All of the entries should be restated word for word, but without their pictures.

:: Dataset

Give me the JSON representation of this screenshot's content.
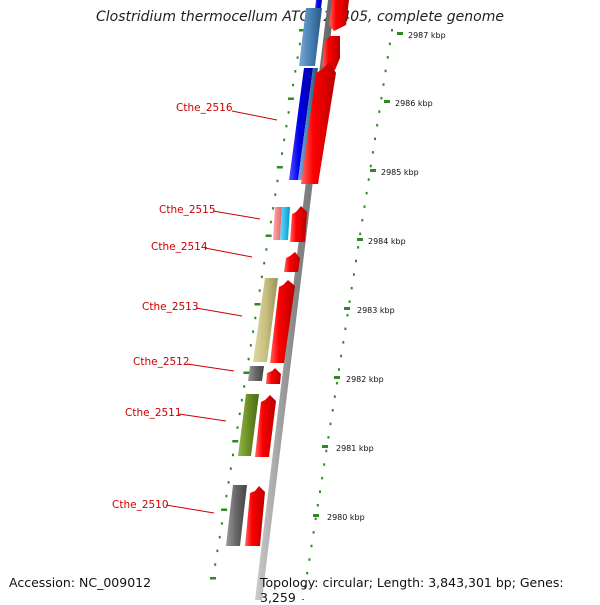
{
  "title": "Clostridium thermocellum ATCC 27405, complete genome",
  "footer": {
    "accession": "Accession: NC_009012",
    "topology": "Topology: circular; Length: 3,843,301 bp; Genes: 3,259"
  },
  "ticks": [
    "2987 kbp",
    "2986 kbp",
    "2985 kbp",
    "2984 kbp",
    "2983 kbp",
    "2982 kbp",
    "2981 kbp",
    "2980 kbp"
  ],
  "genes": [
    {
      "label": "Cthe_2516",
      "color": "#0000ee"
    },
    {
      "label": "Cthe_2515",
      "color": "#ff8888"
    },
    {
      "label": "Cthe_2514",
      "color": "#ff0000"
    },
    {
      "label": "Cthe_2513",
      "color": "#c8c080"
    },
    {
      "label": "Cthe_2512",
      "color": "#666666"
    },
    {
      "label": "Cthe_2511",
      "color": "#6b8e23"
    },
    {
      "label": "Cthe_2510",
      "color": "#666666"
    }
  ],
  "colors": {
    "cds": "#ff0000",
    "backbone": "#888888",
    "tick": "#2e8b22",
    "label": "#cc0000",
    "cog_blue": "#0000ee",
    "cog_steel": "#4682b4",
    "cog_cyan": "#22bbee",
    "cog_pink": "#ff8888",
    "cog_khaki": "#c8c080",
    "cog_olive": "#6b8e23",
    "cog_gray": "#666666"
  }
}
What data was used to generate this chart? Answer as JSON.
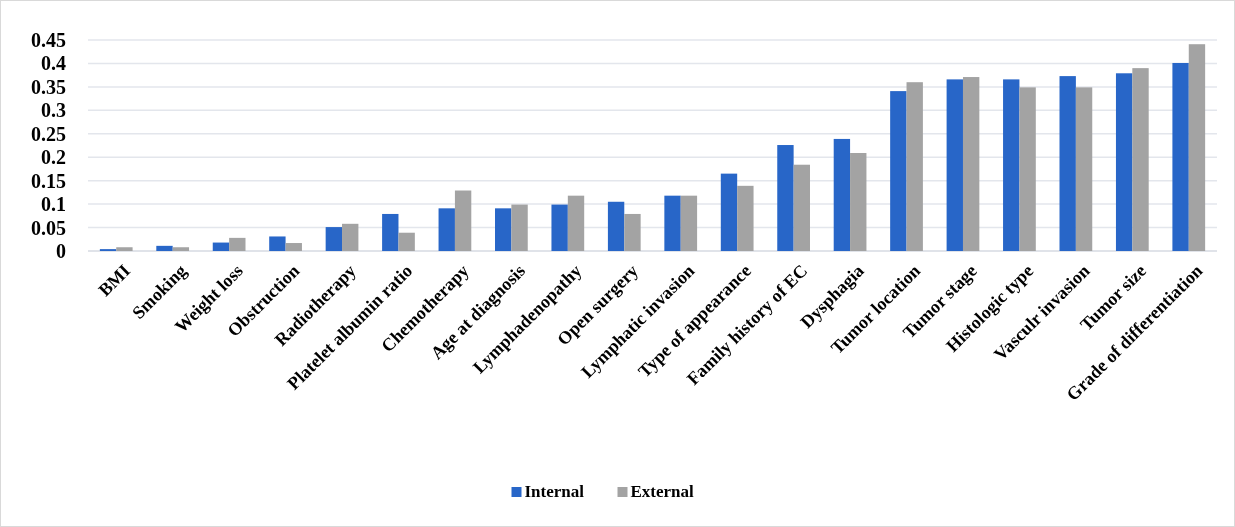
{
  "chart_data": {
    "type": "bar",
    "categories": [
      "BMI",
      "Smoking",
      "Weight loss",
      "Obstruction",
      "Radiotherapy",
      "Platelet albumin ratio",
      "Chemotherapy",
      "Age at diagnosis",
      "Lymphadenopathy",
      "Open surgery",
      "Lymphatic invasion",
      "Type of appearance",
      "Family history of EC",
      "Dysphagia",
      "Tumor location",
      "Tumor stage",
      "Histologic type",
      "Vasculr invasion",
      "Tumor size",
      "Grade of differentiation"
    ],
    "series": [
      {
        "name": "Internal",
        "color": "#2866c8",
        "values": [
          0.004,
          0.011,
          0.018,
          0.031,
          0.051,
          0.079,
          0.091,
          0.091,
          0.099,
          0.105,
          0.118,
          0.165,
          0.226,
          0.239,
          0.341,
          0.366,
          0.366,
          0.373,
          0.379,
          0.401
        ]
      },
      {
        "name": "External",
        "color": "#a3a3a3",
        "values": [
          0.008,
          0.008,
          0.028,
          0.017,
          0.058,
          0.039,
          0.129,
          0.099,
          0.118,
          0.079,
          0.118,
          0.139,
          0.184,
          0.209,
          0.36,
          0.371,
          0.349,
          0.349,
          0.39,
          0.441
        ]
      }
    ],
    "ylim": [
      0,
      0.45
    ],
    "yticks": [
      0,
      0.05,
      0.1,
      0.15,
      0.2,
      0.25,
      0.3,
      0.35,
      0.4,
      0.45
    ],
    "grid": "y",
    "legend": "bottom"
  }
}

::::

■ Exercise response
Give me the JSON representation of this screenshot's content.
{
  "title": "Clostridium thermocellum ATCC 27405, complete genome",
  "footer": {
    "accession": "Accession: NC_009012",
    "topology": "Topology: circular; Length: 3,843,301 bp; Genes: 3,259"
  },
  "ticks": [
    "2987 kbp",
    "2986 kbp",
    "2985 kbp",
    "2984 kbp",
    "2983 kbp",
    "2982 kbp",
    "2981 kbp",
    "2980 kbp"
  ],
  "genes": [
    {
      "label": "Cthe_2516",
      "color": "#0000ee"
    },
    {
      "label": "Cthe_2515",
      "color": "#ff8888"
    },
    {
      "label": "Cthe_2514",
      "color": "#ff0000"
    },
    {
      "label": "Cthe_2513",
      "color": "#c8c080"
    },
    {
      "label": "Cthe_2512",
      "color": "#666666"
    },
    {
      "label": "Cthe_2511",
      "color": "#6b8e23"
    },
    {
      "label": "Cthe_2510",
      "color": "#666666"
    }
  ],
  "colors": {
    "cds": "#ff0000",
    "backbone": "#888888",
    "tick": "#2e8b22",
    "label": "#cc0000",
    "cog_blue": "#0000ee",
    "cog_steel": "#4682b4",
    "cog_cyan": "#22bbee",
    "cog_pink": "#ff8888",
    "cog_khaki": "#c8c080",
    "cog_olive": "#6b8e23",
    "cog_gray": "#666666"
  }
}
What data was used to generate this chart? Answer as JSON.
{
  "chart_data": {
    "type": "bar",
    "categories": [
      "BMI",
      "Smoking",
      "Weight loss",
      "Obstruction",
      "Radiotherapy",
      "Platelet albumin ratio",
      "Chemotherapy",
      "Age at diagnosis",
      "Lymphadenopathy",
      "Open surgery",
      "Lymphatic invasion",
      "Type of appearance",
      "Family history of EC",
      "Dysphagia",
      "Tumor location",
      "Tumor stage",
      "Histologic type",
      "Vasculr invasion",
      "Tumor size",
      "Grade of differentiation"
    ],
    "series": [
      {
        "name": "Internal",
        "color": "#2866c8",
        "values": [
          0.004,
          0.011,
          0.018,
          0.031,
          0.051,
          0.079,
          0.091,
          0.091,
          0.099,
          0.105,
          0.118,
          0.165,
          0.226,
          0.239,
          0.341,
          0.366,
          0.366,
          0.373,
          0.379,
          0.401
        ]
      },
      {
        "name": "External",
        "color": "#a3a3a3",
        "values": [
          0.008,
          0.008,
          0.028,
          0.017,
          0.058,
          0.039,
          0.129,
          0.099,
          0.118,
          0.079,
          0.118,
          0.139,
          0.184,
          0.209,
          0.36,
          0.371,
          0.349,
          0.349,
          0.39,
          0.441
        ]
      }
    ],
    "ylim": [
      0,
      0.45
    ],
    "yticks": [
      0,
      0.05,
      0.1,
      0.15,
      0.2,
      0.25,
      0.3,
      0.35,
      0.4,
      0.45
    ],
    "grid": "y",
    "legend": "bottom"
  }
}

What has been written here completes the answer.